(Records for the exercise):

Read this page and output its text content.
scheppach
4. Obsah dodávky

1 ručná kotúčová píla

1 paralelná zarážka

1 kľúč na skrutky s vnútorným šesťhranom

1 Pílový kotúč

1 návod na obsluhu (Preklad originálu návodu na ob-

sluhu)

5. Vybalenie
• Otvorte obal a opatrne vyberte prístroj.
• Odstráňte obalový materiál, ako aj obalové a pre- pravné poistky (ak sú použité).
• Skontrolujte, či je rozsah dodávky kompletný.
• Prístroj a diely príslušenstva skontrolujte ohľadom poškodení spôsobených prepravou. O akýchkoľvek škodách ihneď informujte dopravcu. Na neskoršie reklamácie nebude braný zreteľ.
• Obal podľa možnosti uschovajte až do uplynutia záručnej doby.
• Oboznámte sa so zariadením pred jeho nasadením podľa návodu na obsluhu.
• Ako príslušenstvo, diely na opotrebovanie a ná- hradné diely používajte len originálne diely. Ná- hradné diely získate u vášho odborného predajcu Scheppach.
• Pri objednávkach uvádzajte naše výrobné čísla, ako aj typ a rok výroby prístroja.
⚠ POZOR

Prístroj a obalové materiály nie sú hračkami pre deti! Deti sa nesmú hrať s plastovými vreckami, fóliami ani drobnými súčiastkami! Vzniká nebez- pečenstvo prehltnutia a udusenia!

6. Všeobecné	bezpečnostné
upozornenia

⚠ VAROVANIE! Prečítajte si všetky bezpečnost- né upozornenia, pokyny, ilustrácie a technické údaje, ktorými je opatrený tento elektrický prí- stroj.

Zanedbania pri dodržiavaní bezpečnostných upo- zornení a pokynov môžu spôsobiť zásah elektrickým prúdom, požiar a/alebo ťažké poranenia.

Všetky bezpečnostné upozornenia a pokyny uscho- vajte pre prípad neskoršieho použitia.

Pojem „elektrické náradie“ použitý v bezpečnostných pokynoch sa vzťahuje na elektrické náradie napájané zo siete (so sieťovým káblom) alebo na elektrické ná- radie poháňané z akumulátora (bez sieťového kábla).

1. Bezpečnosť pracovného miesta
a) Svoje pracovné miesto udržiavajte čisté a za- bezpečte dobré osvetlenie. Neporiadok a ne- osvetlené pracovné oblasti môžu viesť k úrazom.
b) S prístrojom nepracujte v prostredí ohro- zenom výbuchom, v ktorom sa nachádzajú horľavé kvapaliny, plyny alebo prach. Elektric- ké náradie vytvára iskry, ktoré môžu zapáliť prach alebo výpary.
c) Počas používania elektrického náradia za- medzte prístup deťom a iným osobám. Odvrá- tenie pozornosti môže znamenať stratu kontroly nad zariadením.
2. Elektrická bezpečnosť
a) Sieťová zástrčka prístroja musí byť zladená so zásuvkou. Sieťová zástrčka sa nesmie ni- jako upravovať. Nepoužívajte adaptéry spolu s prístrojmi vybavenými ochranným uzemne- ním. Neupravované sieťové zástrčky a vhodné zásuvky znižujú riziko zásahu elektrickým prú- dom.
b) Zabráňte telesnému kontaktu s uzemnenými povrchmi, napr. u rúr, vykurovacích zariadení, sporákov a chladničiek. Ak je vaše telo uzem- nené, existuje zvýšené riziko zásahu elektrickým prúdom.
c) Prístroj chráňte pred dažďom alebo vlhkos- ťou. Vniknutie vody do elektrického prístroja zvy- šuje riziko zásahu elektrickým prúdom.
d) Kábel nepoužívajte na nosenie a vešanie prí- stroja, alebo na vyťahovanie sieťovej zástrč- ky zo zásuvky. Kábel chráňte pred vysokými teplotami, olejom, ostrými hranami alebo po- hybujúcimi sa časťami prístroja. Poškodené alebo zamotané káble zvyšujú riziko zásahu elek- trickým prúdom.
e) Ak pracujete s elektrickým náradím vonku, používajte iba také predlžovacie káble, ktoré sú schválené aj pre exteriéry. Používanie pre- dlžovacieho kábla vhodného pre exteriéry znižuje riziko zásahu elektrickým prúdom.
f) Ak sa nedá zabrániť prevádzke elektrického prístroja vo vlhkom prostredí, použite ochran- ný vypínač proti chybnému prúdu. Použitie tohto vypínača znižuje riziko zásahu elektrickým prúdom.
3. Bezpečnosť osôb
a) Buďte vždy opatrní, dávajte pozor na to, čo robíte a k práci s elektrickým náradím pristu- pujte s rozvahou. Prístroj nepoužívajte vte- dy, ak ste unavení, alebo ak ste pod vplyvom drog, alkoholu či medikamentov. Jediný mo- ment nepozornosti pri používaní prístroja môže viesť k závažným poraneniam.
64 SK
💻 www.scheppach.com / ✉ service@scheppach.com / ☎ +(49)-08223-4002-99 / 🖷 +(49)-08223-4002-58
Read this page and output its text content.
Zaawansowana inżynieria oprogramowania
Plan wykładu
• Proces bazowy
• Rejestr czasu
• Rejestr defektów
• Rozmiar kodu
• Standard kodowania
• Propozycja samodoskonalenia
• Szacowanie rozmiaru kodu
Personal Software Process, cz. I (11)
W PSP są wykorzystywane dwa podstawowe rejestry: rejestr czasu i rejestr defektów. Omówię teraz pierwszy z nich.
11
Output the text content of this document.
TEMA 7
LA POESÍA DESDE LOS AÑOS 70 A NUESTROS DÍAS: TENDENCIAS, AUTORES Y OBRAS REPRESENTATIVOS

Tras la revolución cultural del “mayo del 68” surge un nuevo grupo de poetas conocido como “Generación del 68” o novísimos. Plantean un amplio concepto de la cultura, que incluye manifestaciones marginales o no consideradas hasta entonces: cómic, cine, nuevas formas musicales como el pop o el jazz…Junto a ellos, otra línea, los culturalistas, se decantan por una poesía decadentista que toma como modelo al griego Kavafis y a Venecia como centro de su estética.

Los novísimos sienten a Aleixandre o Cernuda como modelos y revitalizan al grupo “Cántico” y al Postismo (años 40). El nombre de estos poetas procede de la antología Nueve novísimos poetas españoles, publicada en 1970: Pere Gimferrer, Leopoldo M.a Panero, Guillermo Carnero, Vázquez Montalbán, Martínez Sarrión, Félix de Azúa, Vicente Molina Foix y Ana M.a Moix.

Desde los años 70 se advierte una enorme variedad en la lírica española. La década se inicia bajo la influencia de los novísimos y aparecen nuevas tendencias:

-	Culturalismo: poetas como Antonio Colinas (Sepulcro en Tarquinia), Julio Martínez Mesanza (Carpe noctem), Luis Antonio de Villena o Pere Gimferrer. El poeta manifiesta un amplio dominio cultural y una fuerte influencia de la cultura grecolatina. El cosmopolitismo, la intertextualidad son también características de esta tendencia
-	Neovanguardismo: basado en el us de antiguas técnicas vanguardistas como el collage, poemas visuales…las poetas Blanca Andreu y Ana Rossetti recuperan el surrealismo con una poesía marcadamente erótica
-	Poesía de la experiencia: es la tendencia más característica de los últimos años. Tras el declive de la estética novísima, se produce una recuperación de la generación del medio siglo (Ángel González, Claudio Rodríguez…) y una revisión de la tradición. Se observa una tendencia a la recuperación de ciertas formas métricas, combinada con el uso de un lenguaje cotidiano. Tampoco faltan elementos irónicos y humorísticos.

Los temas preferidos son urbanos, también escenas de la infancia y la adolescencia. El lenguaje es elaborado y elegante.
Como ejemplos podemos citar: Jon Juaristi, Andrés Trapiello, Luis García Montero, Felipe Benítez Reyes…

(Written task): Reproduce each entry exactly, leaving out nothing.

(Answer below):
Read this page and output its text content.
scheppach
4. Obsah dodávky

1 ručná kotúčová píla

1 paralelná zarážka

1 kľúč na skrutky s vnútorným šesťhranom

1 Pílový kotúč

1 návod na obsluhu (Preklad originálu návodu na ob-

sluhu)

5. Vybalenie
• Otvorte obal a opatrne vyberte prístroj.
• Odstráňte obalový materiál, ako aj obalové a pre- pravné poistky (ak sú použité).
• Skontrolujte, či je rozsah dodávky kompletný.
• Prístroj a diely príslušenstva skontrolujte ohľadom poškodení spôsobených prepravou. O akýchkoľvek škodách ihneď informujte dopravcu. Na neskoršie reklamácie nebude braný zreteľ.
• Obal podľa možnosti uschovajte až do uplynutia záručnej doby.
• Oboznámte sa so zariadením pred jeho nasadením podľa návodu na obsluhu.
• Ako príslušenstvo, diely na opotrebovanie a ná- hradné diely používajte len originálne diely. Ná- hradné diely získate u vášho odborného predajcu Scheppach.
• Pri objednávkach uvádzajte naše výrobné čísla, ako aj typ a rok výroby prístroja.
⚠ POZOR

Prístroj a obalové materiály nie sú hračkami pre deti! Deti sa nesmú hrať s plastovými vreckami, fóliami ani drobnými súčiastkami! Vzniká nebez- pečenstvo prehltnutia a udusenia!

6. Všeobecné	bezpečnostné
upozornenia

⚠ VAROVANIE! Prečítajte si všetky bezpečnost- né upozornenia, pokyny, ilustrácie a technické údaje, ktorými je opatrený tento elektrický prí- stroj.

Zanedbania pri dodržiavaní bezpečnostných upo- zornení a pokynov môžu spôsobiť zásah elektrickým prúdom, požiar a/alebo ťažké poranenia.

Všetky bezpečnostné upozornenia a pokyny uscho- vajte pre prípad neskoršieho použitia.

Pojem „elektrické náradie“ použitý v bezpečnostných pokynoch sa vzťahuje na elektrické náradie napájané zo siete (so sieťovým káblom) alebo na elektrické ná- radie poháňané z akumulátora (bez sieťového kábla).

1. Bezpečnosť pracovného miesta
a) Svoje pracovné miesto udržiavajte čisté a za- bezpečte dobré osvetlenie. Neporiadok a ne- osvetlené pracovné oblasti môžu viesť k úrazom.
b) S prístrojom nepracujte v prostredí ohro- zenom výbuchom, v ktorom sa nachádzajú horľavé kvapaliny, plyny alebo prach. Elektric- ké náradie vytvára iskry, ktoré môžu zapáliť prach alebo výpary.
c) Počas používania elektrického náradia za- medzte prístup deťom a iným osobám. Odvrá- tenie pozornosti môže znamenať stratu kontroly nad zariadením.
2. Elektrická bezpečnosť
a) Sieťová zástrčka prístroja musí byť zladená so zásuvkou. Sieťová zástrčka sa nesmie ni- jako upravovať. Nepoužívajte adaptéry spolu s prístrojmi vybavenými ochranným uzemne- ním. Neupravované sieťové zástrčky a vhodné zásuvky znižujú riziko zásahu elektrickým prú- dom.
b) Zabráňte telesnému kontaktu s uzemnenými povrchmi, napr. u rúr, vykurovacích zariadení, sporákov a chladničiek. Ak je vaše telo uzem- nené, existuje zvýšené riziko zásahu elektrickým prúdom.
c) Prístroj chráňte pred dažďom alebo vlhkos- ťou. Vniknutie vody do elektrického prístroja zvy- šuje riziko zásahu elektrickým prúdom.
d) Kábel nepoužívajte na nosenie a vešanie prí- stroja, alebo na vyťahovanie sieťovej zástrč- ky zo zásuvky. Kábel chráňte pred vysokými teplotami, olejom, ostrými hranami alebo po- hybujúcimi sa časťami prístroja. Poškodené alebo zamotané káble zvyšujú riziko zásahu elek- trickým prúdom.
e) Ak pracujete s elektrickým náradím vonku, používajte iba také predlžovacie káble, ktoré sú schválené aj pre exteriéry. Používanie pre- dlžovacieho kábla vhodného pre exteriéry znižuje riziko zásahu elektrickým prúdom.
f) Ak sa nedá zabrániť prevádzke elektrického prístroja vo vlhkom prostredí, použite ochran- ný vypínač proti chybnému prúdu. Použitie tohto vypínača znižuje riziko zásahu elektrickým prúdom.
3. Bezpečnosť osôb
a) Buďte vždy opatrní, dávajte pozor na to, čo robíte a k práci s elektrickým náradím pristu- pujte s rozvahou. Prístroj nepoužívajte vte- dy, ak ste unavení, alebo ak ste pod vplyvom drog, alkoholu či medikamentov. Jediný mo- ment nepozornosti pri používaní prístroja môže viesť k závažným poraneniam.
64 SK
💻 www.scheppach.com / ✉ service@scheppach.com / ☎ +(49)-08223-4002-99 / 🖷 +(49)-08223-4002-58
Read this page and output its text content.
Zaawansowana inżynieria oprogramowania
Plan wykładu
• Proces bazowy
• Rejestr czasu
• Rejestr defektów
• Rozmiar kodu
• Standard kodowania
• Propozycja samodoskonalenia
• Szacowanie rozmiaru kodu
Personal Software Process, cz. I (11)
W PSP są wykorzystywane dwa podstawowe rejestry: rejestr czasu i rejestr defektów. Omówię teraz pierwszy z nich.
11
Output the text content of this document.
TEMA 7
LA POESÍA DESDE LOS AÑOS 70 A NUESTROS DÍAS: TENDENCIAS, AUTORES Y OBRAS REPRESENTATIVOS

Tras la revolución cultural del “mayo del 68” surge un nuevo grupo de poetas conocido como “Generación del 68” o novísimos. Plantean un amplio concepto de la cultura, que incluye manifestaciones marginales o no consideradas hasta entonces: cómic, cine, nuevas formas musicales como el pop o el jazz…Junto a ellos, otra línea, los culturalistas, se decantan por una poesía decadentista que toma como modelo al griego Kavafis y a Venecia como centro de su estética.

Los novísimos sienten a Aleixandre o Cernuda como modelos y revitalizan al grupo “Cántico” y al Postismo (años 40). El nombre de estos poetas procede de la antología Nueve novísimos poetas españoles, publicada en 1970: Pere Gimferrer, Leopoldo M.a Panero, Guillermo Carnero, Vázquez Montalbán, Martínez Sarrión, Félix de Azúa, Vicente Molina Foix y Ana M.a Moix.

Desde los años 70 se advierte una enorme variedad en la lírica española. La década se inicia bajo la influencia de los novísimos y aparecen nuevas tendencias:

-	Culturalismo: poetas como Antonio Colinas (Sepulcro en Tarquinia), Julio Martínez Mesanza (Carpe noctem), Luis Antonio de Villena o Pere Gimferrer. El poeta manifiesta un amplio dominio cultural y una fuerte influencia de la cultura grecolatina. El cosmopolitismo, la intertextualidad son también características de esta tendencia
-	Neovanguardismo: basado en el us de antiguas técnicas vanguardistas como el collage, poemas visuales…las poetas Blanca Andreu y Ana Rossetti recuperan el surrealismo con una poesía marcadamente erótica
-	Poesía de la experiencia: es la tendencia más característica de los últimos años. Tras el declive de la estética novísima, se produce una recuperación de la generación del medio siglo (Ángel González, Claudio Rodríguez…) y una revisión de la tradición. Se observa una tendencia a la recuperación de ciertas formas métricas, combinada con el uso de un lenguaje cotidiano. Tampoco faltan elementos irónicos y humorísticos.

Los temas preferidos son urbanos, también escenas de la infancia y la adolescencia. El lenguaje es elaborado y elegante.
Como ejemplos podemos citar: Jon Juaristi, Andrés Trapiello, Luis García Montero, Felipe Benítez Reyes…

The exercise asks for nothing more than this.